▶ [WHAT IS NEEDED]: All lines in the data bearing the string "ppbv" should be identified and copied.

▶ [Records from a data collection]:
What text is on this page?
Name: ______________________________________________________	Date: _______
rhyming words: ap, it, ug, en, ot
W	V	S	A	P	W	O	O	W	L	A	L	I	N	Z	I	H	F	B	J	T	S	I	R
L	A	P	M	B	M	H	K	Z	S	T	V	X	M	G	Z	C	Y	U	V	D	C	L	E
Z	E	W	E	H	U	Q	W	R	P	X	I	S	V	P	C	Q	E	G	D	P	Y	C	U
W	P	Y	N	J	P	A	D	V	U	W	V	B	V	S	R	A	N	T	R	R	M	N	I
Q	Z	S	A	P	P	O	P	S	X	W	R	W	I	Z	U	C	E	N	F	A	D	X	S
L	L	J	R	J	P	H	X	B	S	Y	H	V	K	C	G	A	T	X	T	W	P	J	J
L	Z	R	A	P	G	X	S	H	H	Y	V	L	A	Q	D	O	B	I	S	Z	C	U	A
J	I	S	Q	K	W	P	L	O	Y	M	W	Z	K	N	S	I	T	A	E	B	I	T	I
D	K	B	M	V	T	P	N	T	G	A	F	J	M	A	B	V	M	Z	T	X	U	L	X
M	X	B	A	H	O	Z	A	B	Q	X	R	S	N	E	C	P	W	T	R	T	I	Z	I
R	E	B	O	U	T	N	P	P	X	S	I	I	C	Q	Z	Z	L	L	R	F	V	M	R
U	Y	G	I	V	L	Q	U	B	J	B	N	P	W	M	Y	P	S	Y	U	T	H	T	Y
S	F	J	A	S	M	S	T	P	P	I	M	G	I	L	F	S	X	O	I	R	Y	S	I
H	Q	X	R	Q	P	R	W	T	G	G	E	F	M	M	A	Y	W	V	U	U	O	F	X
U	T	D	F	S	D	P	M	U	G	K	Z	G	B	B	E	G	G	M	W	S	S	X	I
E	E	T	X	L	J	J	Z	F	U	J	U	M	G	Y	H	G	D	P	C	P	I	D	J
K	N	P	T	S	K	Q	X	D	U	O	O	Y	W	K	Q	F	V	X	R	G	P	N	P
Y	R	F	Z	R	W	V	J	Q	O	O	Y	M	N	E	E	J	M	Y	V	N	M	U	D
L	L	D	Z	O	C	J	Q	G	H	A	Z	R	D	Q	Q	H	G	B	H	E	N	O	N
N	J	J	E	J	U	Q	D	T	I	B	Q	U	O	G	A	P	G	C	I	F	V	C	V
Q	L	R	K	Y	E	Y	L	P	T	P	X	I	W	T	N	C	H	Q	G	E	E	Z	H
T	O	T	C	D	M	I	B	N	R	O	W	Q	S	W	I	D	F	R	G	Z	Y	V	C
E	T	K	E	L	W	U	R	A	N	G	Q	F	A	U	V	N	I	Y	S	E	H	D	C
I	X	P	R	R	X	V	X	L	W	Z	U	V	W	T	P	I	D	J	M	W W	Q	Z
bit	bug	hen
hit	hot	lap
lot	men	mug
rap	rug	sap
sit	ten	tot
--
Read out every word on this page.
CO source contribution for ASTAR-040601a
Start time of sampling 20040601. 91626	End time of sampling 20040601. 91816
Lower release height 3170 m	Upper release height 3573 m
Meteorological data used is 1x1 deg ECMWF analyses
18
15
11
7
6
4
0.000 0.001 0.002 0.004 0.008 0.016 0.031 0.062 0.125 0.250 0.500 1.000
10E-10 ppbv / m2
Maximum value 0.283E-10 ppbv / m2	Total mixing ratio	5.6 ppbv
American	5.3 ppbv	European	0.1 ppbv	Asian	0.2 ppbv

▶ [COMPLETED EXERCISE]:
10E-10 ppbv / m2
Maximum value 0.283E-10 ppbv / m2	Total mixing ratio	5.6 ppbv
American	5.3 ppbv	European	0.1 ppbv	Asian	0.2 ppbv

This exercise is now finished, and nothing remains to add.